- [Data in this exercise]
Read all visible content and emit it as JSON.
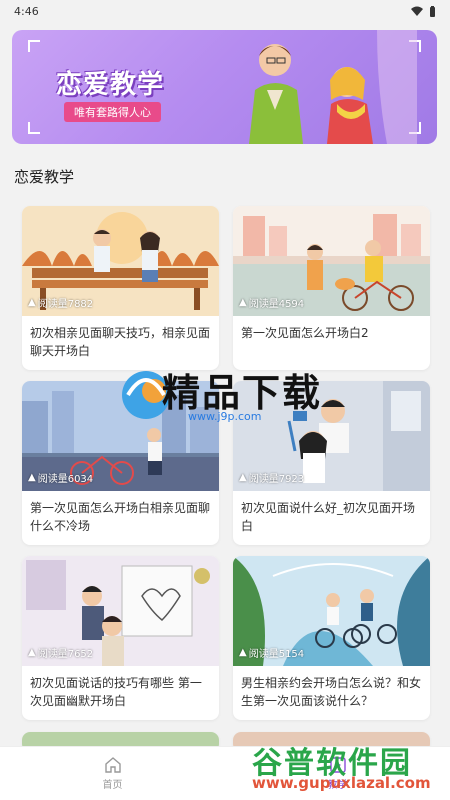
{
  "status": {
    "time": "4:46"
  },
  "banner": {
    "title": "恋爱教学",
    "subtitle": "唯有套路得人心"
  },
  "section": {
    "title": "恋爱教学"
  },
  "articles": [
    {
      "reads": "阅读量7882",
      "title": "初次相亲见面聊天技巧，相亲见面聊天开场白"
    },
    {
      "reads": "阅读量4594",
      "title": "第一次见面怎么开场白2"
    },
    {
      "reads": "阅读量6034",
      "title": "第一次见面怎么开场白相亲见面聊什么不冷场"
    },
    {
      "reads": "阅读量7923",
      "title": "初次见面说什么好_初次见面开场白"
    },
    {
      "reads": "阅读量7652",
      "title": "初次见面说话的技巧有哪些 第一次见面幽默开场白"
    },
    {
      "reads": "阅读量5154",
      "title": "男生相亲约会开场白怎么说？和女生第一次见面该说什么？"
    }
  ],
  "tabs": [
    {
      "label": "首页",
      "icon": "home-icon"
    },
    {
      "label": "教学",
      "icon": "play-book-icon"
    }
  ],
  "watermarks": {
    "jp_text": "精品下载",
    "jp_url": "www.j9p.com",
    "gp_text": "谷普软件园",
    "gp_url": "www.gupuxlazal.com"
  },
  "colors": {
    "accent": "#8a4bd8",
    "banner_bg": "#b58cf0",
    "subtitle_bg": "#e84b8a"
  }
}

- [To do] Write out every line from the entries where "reads" appears.

- [Solved problem]
      "reads": "阅读量7882",
      "reads": "阅读量4594",
      "reads": "阅读量6034",
      "reads": "阅读量7923",
      "reads": "阅读量7652",
      "reads": "阅读量5154",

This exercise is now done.